### Work required
Which lines have the string "this"? Copy all of them from the entries below.

### Record extracts
┄┄┄┄┄┄┄┄┄┄┄┄┄┄┄┄┄┄┄┄

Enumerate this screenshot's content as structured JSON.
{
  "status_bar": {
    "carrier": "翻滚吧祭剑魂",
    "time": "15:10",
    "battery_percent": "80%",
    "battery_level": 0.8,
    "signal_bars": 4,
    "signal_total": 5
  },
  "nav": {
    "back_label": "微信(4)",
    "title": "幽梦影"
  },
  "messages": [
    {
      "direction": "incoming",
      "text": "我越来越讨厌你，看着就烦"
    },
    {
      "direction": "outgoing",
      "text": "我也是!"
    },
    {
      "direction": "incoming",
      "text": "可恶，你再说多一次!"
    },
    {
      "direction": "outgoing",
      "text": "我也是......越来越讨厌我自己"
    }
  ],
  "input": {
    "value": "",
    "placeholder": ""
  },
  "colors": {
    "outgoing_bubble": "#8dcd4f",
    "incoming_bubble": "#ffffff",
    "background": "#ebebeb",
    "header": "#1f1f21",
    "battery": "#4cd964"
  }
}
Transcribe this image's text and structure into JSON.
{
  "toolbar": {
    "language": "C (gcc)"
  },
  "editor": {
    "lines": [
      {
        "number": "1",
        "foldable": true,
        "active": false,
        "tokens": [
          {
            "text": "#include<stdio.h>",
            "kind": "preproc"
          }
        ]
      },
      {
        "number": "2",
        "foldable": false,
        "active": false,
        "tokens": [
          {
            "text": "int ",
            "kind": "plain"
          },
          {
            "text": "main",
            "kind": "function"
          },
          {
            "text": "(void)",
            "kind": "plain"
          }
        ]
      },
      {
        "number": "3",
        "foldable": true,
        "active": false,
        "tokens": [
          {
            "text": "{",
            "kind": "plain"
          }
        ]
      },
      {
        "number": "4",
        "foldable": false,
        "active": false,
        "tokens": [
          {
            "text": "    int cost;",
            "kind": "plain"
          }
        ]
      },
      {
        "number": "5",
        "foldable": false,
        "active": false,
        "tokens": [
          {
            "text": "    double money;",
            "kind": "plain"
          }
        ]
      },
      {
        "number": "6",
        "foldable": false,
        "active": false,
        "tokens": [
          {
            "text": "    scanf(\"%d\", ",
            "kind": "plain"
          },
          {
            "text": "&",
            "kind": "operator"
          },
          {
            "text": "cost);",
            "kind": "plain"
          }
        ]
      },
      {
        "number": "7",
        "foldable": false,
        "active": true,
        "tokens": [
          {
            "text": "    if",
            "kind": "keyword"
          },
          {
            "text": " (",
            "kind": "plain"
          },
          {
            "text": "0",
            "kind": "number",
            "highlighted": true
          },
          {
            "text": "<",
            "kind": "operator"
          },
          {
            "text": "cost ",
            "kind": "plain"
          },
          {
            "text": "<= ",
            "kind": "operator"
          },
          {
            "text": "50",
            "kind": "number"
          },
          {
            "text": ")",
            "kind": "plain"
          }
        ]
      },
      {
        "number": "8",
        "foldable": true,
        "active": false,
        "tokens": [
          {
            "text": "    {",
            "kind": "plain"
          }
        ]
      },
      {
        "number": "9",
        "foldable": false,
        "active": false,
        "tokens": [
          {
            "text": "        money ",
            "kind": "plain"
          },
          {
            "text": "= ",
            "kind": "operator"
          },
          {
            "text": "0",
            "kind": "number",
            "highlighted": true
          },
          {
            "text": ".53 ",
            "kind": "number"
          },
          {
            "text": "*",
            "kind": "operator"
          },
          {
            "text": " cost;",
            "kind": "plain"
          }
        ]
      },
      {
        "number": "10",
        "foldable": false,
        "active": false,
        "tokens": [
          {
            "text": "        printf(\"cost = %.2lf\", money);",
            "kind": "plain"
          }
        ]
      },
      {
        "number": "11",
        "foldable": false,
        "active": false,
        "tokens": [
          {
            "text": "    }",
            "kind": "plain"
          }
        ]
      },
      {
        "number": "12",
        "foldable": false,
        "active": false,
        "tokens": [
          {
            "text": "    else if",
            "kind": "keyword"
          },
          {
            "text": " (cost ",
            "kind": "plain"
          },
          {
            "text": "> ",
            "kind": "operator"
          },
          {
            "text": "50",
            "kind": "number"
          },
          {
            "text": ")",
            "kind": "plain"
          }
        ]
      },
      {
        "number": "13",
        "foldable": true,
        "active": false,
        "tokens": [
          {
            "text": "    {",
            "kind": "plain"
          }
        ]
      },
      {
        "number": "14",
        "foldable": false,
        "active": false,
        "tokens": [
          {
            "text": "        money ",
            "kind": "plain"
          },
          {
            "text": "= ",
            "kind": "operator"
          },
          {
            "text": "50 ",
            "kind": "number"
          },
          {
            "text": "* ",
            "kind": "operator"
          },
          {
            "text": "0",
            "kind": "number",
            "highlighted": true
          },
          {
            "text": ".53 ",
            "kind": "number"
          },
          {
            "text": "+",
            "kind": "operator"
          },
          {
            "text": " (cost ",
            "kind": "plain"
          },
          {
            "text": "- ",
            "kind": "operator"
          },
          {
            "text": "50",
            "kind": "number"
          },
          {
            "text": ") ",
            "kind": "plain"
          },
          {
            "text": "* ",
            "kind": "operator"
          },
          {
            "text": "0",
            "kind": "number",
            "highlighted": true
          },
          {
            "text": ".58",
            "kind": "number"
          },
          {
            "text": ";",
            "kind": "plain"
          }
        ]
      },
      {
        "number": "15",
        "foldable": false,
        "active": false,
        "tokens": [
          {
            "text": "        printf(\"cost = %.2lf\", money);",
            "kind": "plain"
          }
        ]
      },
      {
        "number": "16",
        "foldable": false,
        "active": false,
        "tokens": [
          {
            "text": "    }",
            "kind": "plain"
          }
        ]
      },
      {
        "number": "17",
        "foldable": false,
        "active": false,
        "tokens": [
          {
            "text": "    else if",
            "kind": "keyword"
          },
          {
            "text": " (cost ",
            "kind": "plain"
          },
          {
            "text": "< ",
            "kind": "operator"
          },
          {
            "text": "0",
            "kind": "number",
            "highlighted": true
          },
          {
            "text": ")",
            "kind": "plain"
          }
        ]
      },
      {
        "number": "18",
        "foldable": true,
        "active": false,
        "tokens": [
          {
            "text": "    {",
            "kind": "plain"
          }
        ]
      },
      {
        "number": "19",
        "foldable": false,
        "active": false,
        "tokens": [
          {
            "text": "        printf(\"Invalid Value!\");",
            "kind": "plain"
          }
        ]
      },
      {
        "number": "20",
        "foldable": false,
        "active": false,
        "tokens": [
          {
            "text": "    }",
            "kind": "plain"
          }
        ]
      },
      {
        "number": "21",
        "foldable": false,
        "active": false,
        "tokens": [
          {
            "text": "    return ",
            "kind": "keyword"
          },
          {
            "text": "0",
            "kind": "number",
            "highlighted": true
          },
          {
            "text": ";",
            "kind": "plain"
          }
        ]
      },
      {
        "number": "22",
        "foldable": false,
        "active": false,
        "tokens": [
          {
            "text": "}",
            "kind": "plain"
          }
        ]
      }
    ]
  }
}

┄┄┄┄┄┄┄┄┄┄┄┄┄┄┄┄┄┄┄┄

### Result
Enumerate this screenshot's content as structured JSON.
Transcribe this image's text and structure into JSON.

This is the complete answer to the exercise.